What is expected - Pull out every line below that contains the word "оценщиков".

Records for the task -
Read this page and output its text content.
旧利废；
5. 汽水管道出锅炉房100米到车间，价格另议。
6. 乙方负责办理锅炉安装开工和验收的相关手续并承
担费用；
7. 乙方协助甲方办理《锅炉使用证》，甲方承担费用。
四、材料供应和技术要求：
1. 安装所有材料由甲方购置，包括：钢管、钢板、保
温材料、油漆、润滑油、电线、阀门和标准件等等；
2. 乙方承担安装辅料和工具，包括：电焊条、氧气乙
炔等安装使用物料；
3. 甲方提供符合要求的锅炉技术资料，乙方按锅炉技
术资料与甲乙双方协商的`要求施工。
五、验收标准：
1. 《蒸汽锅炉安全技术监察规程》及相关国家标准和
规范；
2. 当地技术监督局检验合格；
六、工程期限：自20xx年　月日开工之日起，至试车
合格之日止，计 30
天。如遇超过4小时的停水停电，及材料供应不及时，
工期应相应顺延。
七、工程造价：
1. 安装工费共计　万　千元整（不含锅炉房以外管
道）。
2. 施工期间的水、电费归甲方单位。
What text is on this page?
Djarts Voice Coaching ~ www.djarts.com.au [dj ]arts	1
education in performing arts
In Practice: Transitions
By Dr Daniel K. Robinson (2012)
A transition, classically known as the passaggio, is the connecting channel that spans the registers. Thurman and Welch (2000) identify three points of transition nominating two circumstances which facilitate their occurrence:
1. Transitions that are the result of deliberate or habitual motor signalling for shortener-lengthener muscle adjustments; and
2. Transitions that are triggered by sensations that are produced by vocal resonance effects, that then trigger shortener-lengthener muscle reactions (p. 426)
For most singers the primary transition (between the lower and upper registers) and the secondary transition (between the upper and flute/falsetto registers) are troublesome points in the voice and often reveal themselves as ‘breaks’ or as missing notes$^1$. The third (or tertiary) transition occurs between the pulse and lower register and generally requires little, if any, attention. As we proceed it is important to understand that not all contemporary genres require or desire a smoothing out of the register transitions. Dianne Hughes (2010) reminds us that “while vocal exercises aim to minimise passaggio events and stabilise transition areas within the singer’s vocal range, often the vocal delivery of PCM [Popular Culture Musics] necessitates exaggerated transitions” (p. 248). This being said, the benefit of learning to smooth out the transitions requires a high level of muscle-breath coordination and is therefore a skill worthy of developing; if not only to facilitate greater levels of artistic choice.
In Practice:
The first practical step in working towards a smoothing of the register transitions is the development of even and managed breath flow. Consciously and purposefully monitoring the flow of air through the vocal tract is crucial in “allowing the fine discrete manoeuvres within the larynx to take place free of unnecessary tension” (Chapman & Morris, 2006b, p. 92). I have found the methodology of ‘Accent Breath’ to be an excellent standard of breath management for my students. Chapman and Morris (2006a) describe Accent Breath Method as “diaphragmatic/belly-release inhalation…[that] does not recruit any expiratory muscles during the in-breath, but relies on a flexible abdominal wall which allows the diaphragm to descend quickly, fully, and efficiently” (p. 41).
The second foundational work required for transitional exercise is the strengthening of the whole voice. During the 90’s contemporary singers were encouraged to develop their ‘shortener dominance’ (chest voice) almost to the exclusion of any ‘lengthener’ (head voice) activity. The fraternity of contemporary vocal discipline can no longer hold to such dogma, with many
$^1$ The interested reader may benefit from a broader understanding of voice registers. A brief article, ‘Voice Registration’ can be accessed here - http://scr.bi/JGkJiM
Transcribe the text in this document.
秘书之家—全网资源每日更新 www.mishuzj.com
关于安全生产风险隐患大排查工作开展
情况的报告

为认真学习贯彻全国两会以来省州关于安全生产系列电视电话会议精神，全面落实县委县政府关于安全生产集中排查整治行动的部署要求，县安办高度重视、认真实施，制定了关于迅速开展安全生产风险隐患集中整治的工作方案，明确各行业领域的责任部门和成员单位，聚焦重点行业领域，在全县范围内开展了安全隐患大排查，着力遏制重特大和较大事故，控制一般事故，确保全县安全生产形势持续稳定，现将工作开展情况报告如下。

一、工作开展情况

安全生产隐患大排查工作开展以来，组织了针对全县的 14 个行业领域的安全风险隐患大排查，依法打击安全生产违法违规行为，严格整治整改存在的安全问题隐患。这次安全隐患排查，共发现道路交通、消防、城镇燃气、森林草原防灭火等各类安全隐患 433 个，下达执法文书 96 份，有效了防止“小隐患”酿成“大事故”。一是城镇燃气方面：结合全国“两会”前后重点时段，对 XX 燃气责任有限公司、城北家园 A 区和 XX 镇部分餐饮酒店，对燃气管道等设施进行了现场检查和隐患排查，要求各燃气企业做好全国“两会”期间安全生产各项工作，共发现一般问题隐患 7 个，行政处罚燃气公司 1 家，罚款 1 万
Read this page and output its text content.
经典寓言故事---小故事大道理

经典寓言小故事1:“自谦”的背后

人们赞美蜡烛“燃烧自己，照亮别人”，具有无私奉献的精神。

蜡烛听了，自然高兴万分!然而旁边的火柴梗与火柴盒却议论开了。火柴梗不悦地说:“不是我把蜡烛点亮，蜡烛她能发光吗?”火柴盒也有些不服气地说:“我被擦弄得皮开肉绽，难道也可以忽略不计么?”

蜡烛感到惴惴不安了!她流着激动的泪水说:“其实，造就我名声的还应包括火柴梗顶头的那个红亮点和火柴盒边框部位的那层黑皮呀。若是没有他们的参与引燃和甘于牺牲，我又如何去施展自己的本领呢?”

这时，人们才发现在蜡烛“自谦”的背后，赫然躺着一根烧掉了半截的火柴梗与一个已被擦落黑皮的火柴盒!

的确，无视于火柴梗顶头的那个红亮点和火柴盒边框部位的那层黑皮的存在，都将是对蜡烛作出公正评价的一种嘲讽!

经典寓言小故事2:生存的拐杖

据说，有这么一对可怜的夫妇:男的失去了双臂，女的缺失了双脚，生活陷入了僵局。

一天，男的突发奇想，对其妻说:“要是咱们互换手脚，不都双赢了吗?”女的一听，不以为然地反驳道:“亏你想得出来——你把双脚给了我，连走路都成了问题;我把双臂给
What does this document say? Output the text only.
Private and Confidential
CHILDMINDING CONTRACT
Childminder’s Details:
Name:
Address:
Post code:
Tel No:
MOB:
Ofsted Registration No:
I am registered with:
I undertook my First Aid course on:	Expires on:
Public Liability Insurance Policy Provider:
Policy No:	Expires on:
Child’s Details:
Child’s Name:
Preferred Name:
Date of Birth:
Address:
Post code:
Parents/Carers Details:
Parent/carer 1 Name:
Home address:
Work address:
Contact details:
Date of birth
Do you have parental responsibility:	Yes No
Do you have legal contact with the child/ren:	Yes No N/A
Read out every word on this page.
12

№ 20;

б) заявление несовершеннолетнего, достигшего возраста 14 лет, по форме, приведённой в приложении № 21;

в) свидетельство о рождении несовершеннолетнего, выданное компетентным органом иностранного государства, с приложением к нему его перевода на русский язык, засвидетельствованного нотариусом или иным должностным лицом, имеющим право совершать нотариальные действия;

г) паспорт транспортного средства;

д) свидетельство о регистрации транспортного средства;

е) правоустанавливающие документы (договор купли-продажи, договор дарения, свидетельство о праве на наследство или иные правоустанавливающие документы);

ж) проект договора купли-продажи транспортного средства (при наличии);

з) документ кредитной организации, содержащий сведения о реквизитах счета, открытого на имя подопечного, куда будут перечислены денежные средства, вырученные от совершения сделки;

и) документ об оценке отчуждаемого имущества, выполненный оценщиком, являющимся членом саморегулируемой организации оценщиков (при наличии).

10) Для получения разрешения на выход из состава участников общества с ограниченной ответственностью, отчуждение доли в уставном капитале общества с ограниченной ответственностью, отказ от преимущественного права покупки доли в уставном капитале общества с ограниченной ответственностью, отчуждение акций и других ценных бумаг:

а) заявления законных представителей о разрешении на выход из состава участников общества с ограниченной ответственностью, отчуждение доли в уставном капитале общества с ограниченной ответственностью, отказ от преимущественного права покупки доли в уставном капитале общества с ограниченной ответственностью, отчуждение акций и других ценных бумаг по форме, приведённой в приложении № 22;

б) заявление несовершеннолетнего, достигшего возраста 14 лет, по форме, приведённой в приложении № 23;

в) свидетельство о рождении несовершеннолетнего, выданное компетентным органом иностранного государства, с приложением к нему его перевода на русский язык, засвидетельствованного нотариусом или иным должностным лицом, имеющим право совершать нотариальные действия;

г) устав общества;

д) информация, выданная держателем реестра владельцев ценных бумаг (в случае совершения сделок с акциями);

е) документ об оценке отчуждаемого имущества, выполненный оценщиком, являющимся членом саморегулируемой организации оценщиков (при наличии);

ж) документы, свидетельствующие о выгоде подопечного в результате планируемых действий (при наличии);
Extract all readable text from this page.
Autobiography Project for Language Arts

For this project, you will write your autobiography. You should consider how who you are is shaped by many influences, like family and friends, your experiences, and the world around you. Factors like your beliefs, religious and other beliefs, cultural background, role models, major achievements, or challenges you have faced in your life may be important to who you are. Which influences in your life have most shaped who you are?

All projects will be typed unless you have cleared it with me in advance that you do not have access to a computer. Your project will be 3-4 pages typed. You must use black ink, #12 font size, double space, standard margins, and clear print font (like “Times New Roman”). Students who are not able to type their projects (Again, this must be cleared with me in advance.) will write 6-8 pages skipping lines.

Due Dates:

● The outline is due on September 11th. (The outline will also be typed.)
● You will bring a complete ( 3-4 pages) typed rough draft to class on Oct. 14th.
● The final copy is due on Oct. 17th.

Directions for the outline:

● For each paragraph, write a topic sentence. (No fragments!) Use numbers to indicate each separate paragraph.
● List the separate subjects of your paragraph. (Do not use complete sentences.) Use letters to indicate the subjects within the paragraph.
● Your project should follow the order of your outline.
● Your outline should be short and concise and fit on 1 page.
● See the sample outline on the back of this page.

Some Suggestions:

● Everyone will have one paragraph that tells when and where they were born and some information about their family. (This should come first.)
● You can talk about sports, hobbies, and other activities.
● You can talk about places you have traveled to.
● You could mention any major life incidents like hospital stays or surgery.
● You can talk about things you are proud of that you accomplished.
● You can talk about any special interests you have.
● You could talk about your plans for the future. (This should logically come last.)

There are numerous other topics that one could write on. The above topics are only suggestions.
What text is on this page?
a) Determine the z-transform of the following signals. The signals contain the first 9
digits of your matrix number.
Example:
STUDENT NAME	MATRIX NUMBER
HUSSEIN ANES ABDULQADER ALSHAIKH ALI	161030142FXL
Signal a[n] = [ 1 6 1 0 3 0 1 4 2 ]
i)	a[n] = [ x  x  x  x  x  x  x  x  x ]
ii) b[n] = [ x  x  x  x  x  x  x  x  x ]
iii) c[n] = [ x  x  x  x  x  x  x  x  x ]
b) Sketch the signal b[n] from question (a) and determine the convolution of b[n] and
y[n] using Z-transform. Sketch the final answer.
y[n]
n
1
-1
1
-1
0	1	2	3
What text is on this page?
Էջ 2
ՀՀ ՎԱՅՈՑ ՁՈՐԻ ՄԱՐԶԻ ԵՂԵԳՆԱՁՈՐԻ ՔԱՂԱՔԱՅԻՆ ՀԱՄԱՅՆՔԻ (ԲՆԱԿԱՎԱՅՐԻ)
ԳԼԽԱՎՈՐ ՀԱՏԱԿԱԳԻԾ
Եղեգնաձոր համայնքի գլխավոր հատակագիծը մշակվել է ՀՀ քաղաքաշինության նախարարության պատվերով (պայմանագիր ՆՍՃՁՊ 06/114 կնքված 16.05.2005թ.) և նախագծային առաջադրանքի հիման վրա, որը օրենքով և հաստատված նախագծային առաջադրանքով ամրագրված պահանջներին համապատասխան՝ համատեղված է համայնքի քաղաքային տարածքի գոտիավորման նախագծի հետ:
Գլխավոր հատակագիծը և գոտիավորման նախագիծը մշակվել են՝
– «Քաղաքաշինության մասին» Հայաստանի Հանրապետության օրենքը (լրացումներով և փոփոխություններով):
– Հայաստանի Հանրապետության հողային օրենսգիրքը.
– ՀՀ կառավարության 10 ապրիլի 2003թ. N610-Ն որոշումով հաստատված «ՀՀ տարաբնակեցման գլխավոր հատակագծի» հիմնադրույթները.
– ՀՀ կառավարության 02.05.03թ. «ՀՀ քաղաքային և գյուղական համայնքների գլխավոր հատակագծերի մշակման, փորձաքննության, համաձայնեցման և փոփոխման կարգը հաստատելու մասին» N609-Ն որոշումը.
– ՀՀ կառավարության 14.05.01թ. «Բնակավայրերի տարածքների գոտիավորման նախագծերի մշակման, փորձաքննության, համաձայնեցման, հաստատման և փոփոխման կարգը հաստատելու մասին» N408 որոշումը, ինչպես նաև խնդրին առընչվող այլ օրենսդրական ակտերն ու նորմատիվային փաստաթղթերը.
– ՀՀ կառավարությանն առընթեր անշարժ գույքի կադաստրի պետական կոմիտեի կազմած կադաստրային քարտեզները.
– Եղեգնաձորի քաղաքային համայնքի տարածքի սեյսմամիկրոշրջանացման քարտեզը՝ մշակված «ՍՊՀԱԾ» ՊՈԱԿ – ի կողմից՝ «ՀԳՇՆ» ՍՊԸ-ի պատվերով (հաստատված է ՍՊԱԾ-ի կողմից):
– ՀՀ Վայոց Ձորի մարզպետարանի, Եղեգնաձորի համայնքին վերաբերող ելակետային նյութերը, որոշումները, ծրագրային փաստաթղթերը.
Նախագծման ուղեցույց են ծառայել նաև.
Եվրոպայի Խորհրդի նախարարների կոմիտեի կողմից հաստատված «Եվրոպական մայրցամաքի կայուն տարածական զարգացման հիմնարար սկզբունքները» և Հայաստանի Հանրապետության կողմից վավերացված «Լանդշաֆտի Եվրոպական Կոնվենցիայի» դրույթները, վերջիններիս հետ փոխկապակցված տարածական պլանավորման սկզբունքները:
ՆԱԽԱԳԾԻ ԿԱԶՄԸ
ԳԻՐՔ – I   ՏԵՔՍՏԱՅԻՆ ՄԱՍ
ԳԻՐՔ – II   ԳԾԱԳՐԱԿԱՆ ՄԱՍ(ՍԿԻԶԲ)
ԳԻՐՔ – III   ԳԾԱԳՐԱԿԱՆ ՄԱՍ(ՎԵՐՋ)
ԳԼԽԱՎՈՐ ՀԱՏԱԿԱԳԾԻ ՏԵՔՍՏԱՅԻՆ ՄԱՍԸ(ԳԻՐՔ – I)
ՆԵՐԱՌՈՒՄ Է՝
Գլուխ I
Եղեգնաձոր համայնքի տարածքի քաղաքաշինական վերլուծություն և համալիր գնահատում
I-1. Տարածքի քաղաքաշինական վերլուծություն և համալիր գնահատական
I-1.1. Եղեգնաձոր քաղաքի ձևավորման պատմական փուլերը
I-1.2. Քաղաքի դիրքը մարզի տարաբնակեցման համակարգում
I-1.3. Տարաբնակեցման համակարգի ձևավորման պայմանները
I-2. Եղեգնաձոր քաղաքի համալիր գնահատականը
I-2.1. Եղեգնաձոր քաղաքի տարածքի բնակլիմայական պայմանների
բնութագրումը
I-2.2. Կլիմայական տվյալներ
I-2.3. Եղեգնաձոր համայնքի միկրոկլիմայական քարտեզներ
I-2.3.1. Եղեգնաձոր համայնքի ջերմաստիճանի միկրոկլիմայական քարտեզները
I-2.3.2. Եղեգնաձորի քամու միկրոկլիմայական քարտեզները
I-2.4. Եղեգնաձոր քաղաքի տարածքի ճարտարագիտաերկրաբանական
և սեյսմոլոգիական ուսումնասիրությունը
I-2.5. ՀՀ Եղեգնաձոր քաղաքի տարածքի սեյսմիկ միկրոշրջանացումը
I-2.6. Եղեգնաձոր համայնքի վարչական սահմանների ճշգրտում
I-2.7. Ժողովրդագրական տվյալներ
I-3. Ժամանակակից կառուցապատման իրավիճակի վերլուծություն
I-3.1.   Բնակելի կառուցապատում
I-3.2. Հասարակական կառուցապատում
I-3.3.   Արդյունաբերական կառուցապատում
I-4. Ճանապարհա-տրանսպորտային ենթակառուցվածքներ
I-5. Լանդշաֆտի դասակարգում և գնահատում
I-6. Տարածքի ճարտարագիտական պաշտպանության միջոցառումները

Correct output -
и) документ об оценке отчуждаемого имущества, выполненный оценщиком, являющимся членом саморегулируемой организации оценщиков (при наличии).
е) документ об оценке отчуждаемого имущества, выполненный оценщиком, являющимся членом саморегулируемой организации оценщиков (при наличии);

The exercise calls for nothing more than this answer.